Show every line that has the string "text" in it.

(Data records)
******************************

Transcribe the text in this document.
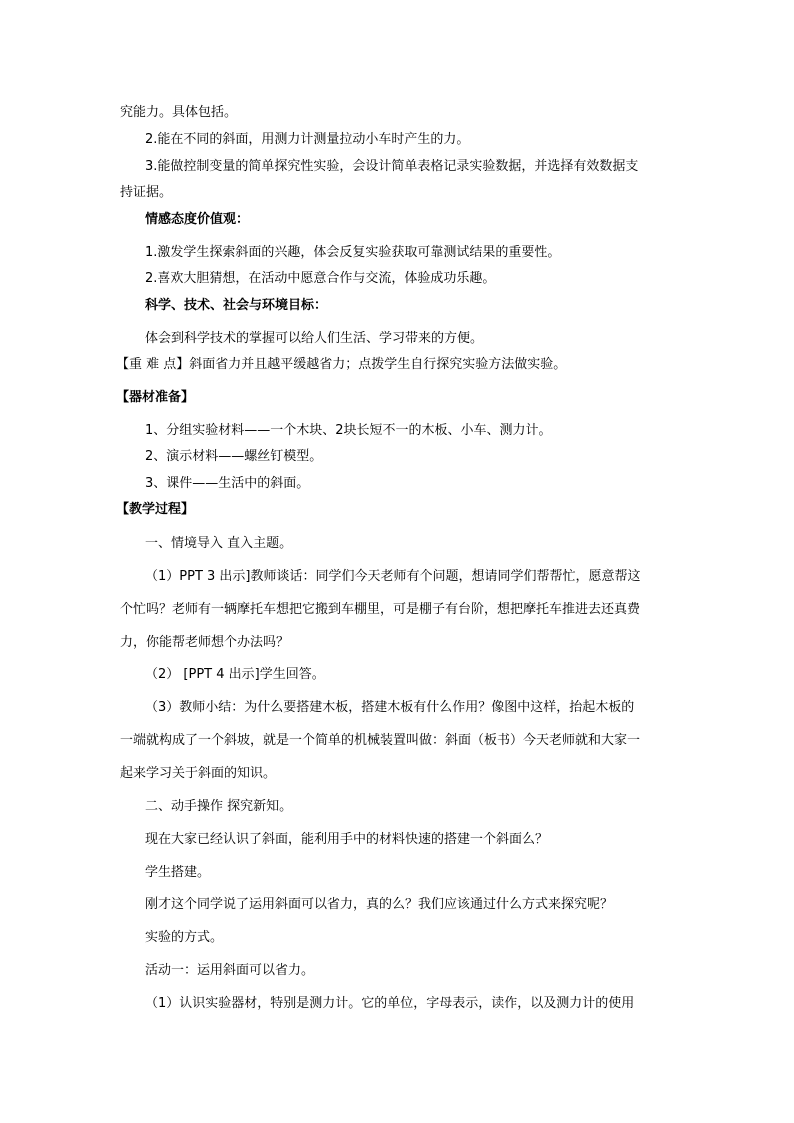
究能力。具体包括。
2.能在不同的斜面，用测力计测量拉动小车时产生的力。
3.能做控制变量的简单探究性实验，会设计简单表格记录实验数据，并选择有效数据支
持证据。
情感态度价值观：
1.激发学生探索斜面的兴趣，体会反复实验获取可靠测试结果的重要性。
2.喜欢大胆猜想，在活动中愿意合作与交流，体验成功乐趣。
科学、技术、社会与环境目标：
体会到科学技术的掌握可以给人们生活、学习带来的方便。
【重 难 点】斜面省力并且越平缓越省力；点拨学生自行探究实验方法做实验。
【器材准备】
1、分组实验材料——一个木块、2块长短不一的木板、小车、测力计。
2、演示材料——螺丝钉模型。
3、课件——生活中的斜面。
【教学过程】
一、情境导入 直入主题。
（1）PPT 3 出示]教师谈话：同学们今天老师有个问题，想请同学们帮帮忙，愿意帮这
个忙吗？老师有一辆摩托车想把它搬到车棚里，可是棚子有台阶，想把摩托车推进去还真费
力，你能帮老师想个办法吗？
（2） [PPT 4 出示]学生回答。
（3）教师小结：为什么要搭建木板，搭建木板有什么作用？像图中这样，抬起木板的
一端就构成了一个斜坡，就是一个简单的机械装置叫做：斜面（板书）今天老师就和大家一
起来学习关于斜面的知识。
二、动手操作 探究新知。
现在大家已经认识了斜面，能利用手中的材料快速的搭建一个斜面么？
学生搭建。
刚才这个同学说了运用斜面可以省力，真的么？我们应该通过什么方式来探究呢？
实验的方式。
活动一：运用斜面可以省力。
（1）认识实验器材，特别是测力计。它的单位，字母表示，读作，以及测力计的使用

******************************

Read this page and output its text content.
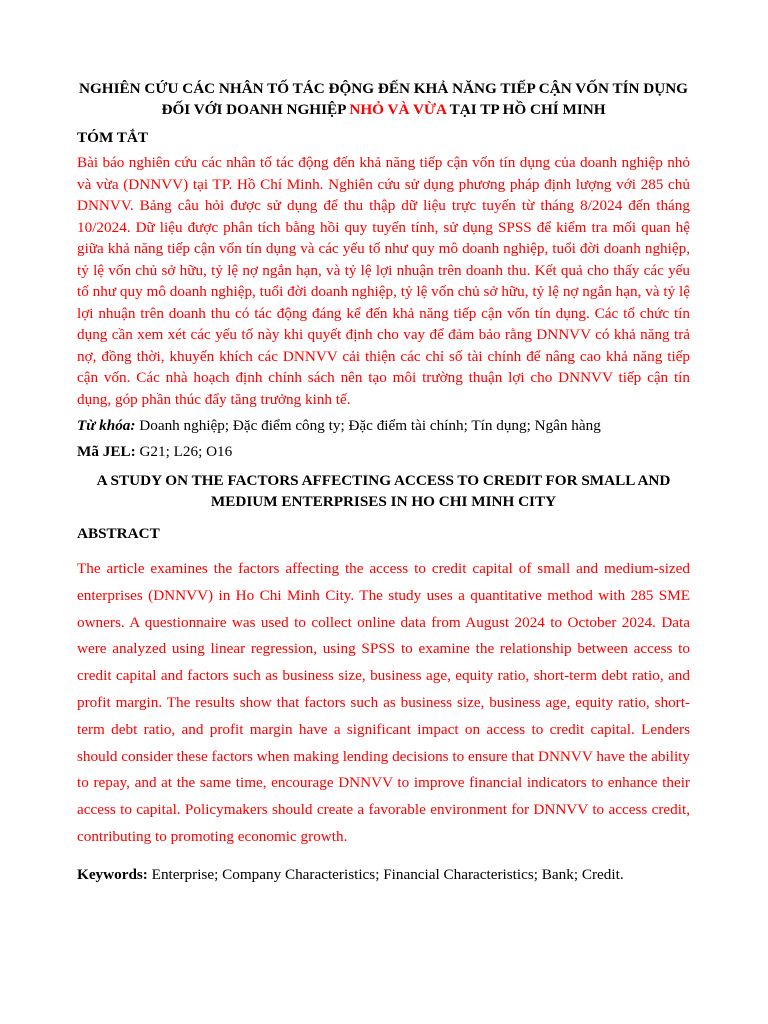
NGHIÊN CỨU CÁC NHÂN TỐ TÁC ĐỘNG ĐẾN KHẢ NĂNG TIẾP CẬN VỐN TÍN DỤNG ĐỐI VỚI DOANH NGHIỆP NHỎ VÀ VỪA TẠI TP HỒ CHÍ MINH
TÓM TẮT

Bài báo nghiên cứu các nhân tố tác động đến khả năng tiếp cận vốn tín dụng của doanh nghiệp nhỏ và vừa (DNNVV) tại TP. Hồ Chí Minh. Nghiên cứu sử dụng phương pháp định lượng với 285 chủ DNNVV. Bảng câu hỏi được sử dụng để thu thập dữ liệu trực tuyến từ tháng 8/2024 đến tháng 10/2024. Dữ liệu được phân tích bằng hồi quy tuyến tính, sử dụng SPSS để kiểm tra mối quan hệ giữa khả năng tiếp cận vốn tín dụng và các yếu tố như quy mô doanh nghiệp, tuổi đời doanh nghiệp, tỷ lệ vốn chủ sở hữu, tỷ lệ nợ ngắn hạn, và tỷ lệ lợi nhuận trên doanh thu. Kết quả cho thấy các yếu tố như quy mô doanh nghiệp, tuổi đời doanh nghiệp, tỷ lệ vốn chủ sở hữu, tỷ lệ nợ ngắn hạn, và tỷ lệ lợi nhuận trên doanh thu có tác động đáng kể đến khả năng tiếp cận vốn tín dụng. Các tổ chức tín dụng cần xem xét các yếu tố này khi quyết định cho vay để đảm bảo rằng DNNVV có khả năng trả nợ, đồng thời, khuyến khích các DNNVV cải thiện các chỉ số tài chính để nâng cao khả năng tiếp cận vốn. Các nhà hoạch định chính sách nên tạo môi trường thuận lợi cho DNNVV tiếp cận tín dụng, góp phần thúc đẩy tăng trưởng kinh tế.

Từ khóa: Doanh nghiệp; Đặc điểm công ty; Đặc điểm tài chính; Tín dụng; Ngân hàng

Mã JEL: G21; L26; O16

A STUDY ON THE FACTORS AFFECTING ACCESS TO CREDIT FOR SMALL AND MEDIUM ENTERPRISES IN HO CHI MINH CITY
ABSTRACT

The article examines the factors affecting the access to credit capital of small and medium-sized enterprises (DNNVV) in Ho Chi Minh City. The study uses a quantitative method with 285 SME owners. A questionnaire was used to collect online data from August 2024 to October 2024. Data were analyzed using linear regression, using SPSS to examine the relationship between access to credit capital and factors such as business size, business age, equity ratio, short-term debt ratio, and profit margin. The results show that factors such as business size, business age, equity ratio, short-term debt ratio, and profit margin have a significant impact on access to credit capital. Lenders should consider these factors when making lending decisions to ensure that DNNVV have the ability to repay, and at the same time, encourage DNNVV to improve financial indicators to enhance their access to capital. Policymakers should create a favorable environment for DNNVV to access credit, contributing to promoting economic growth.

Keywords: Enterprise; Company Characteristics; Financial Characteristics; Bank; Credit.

******************************

FINISHED ANSWER:
Transcribe the text in this document.
Read this page and output its text content.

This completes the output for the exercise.